展示文本
每到传统节日,为了不使学生有“独在异乡为异客,每逢佳节倍思亲”的羁旅之感,学校食堂不但饭菜花样多,而且每个教师家眷也会亮一小手,做一道拿手好菜端到食堂来,放在一张大餐桌上,请大家品尝。当年外省的学生居多,特别是南方的一些学生,因为路途遥远,当时又兵荒马乱,假期回不了家,过大年时还分别被教职工邀至家中,共度春节。春暖花开、莺飞草长之时,又组织学生到风景名胜之地或踏青远游,或表演歌舞。每年4月,还要组织学生到桃花盛开的安宁堡去旅游,观赏桃花。1948年4月18日这一天,盛彤笙还致函联合勤务总司令部第八补给区司令部,“惟以该地距离较远,徒步往返势难当日往返,拟请贵部惠借大卡车二部往返一次,所需汽油自备”等,第八司令部不但答应了派车,连油费也承担了,于是,盛彤笙又去函感谢。这些活动,许多当年的学生至今仍无比留恋。

可用数据
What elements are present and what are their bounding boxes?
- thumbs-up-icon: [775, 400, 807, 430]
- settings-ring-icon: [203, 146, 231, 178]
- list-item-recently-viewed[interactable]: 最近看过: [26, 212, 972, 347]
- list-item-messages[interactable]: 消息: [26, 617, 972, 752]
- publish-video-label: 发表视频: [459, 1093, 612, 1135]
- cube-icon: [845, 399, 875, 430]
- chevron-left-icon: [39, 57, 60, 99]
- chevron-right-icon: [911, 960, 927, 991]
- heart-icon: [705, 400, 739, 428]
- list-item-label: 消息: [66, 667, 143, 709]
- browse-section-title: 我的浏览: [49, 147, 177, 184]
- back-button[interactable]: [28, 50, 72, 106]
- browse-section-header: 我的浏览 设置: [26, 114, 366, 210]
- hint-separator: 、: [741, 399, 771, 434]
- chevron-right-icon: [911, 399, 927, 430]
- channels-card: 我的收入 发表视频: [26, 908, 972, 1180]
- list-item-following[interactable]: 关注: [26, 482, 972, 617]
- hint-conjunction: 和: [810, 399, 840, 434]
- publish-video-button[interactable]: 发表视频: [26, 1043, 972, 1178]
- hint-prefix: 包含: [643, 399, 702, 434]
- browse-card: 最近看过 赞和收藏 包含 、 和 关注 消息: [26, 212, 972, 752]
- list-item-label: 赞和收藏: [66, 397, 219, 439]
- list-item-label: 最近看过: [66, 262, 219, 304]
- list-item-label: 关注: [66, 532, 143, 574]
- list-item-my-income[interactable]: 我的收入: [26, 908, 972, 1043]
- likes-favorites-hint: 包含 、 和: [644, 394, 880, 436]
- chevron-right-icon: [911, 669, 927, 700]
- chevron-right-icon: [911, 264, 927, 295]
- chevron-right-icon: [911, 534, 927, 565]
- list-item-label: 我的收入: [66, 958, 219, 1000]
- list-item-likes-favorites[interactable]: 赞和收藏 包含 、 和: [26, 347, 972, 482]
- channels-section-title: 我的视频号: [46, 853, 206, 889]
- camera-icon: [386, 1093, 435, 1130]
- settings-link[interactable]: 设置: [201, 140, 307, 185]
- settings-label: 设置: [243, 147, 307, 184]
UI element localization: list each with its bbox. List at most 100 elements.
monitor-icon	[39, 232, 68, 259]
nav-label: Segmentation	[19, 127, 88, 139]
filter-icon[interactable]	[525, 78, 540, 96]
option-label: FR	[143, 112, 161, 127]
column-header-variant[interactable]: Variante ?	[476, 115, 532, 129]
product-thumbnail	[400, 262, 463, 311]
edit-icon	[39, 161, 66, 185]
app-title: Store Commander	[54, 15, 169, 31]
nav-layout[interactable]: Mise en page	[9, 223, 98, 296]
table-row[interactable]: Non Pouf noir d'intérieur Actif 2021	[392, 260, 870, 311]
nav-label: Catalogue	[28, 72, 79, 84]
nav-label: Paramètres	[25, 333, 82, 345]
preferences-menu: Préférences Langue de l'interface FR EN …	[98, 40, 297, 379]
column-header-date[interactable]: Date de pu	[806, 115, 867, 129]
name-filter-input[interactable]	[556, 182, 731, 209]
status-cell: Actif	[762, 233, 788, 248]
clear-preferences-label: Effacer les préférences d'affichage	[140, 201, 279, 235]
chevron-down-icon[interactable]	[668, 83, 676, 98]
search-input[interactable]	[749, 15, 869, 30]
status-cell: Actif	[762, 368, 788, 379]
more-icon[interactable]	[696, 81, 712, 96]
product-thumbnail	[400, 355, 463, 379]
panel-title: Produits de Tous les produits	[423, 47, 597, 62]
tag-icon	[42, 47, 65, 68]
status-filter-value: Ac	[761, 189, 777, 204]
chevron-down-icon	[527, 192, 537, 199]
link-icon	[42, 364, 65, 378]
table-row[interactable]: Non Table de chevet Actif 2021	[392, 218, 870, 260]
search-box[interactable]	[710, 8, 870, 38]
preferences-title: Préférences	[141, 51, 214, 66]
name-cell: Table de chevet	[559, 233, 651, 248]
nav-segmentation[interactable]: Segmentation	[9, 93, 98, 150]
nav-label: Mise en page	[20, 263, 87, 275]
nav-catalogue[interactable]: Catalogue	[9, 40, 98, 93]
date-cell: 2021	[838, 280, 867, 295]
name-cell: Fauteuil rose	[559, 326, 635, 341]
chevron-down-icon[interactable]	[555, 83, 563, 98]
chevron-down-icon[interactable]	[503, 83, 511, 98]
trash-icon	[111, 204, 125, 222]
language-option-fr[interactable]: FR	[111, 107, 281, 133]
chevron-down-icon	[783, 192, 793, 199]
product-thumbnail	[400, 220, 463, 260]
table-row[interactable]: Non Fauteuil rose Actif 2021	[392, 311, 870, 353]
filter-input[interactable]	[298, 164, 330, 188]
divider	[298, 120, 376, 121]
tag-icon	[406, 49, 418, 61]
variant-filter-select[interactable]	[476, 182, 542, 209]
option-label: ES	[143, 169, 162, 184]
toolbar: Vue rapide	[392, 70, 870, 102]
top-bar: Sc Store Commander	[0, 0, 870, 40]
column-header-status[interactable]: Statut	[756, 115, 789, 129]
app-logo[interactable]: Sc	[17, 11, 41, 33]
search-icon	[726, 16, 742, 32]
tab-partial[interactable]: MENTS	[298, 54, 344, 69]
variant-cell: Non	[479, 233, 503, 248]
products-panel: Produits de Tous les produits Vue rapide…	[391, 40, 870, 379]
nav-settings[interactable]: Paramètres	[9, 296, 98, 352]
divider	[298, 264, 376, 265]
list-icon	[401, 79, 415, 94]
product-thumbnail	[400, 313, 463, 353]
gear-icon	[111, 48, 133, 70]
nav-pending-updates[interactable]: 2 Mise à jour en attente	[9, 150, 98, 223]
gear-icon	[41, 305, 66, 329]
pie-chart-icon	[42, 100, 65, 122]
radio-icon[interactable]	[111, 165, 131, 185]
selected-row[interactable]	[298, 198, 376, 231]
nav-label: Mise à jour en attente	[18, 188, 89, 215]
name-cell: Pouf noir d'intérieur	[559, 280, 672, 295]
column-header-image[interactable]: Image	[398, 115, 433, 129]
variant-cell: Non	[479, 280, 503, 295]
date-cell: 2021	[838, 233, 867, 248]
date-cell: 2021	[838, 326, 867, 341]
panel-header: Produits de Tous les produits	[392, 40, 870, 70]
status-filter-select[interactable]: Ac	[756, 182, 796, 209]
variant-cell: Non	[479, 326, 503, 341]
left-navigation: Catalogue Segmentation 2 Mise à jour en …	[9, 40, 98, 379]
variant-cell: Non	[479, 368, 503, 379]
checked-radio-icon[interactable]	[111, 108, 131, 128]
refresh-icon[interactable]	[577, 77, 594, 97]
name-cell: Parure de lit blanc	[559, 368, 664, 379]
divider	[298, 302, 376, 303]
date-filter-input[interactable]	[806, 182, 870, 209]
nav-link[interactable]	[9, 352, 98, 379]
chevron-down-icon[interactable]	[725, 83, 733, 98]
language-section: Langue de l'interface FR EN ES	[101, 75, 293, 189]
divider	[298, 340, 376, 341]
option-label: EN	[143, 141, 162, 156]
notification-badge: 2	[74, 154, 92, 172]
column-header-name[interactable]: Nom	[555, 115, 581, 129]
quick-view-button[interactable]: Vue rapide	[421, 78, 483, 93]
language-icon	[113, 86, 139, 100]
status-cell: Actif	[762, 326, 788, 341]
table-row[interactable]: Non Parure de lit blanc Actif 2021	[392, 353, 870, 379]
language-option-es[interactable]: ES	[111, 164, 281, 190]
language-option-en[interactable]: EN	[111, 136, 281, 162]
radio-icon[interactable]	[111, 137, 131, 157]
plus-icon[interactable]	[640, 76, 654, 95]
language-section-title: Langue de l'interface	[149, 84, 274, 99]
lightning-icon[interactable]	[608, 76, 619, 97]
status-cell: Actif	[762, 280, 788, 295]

任务要求
1 > 根据这段记述学校节假日活动的文字,盛彤笙在1948年4月18日的信函中请求对方惠借什么?
2 > 逐条列出这段记述学校节假日活动的文字中,学校或教职工为学生安排的全部活动。
3 > 接着这段记述学校节假日活动的文字的最后一句往下写。
上面的数据行来自另外的来源。

任务结果
1 > 大卡车二部,往返一次。

2 >
1. 传统节日里,教师家眷各做一道拿手好菜端到食堂,请大家品尝
2. 过大年时,教职工把回不了家的学生邀至家中共度春节
3. 春暖花开时,组织学生到风景名胜之地踏青远游
4. 组织学生表演歌舞
5. 每年4月,组织学生到安宁堡旅游,观赏桃花

3 >
《国立兽医学院校刊》曾经描述了解放后第一个中秋节学校举办月光晚会的情况,可窥视到师生们在节日生活中的温馨一幕:
“月华初上的时候,全院师生员工和眷属以及小朋友们二百余人,都集坐在伏羲堂前的花坛旁边,皎洁的月色照亮了每个人的心情,学校拉来一车西瓜和月饼,大家吃着甜甜的月饼,欣赏着晚会的各种节目,不时有锣鼓的响声来增加大家的情趣,气氛轻松热烈,连平时不苟言笑的盛院长,也会来一曲德国民间小调,博得大家的阵阵掌声。最后,学生们和教授都扭起秧歌来了,连老太太也加入其中。一夕狂欢,直至深夜兴阑始散。”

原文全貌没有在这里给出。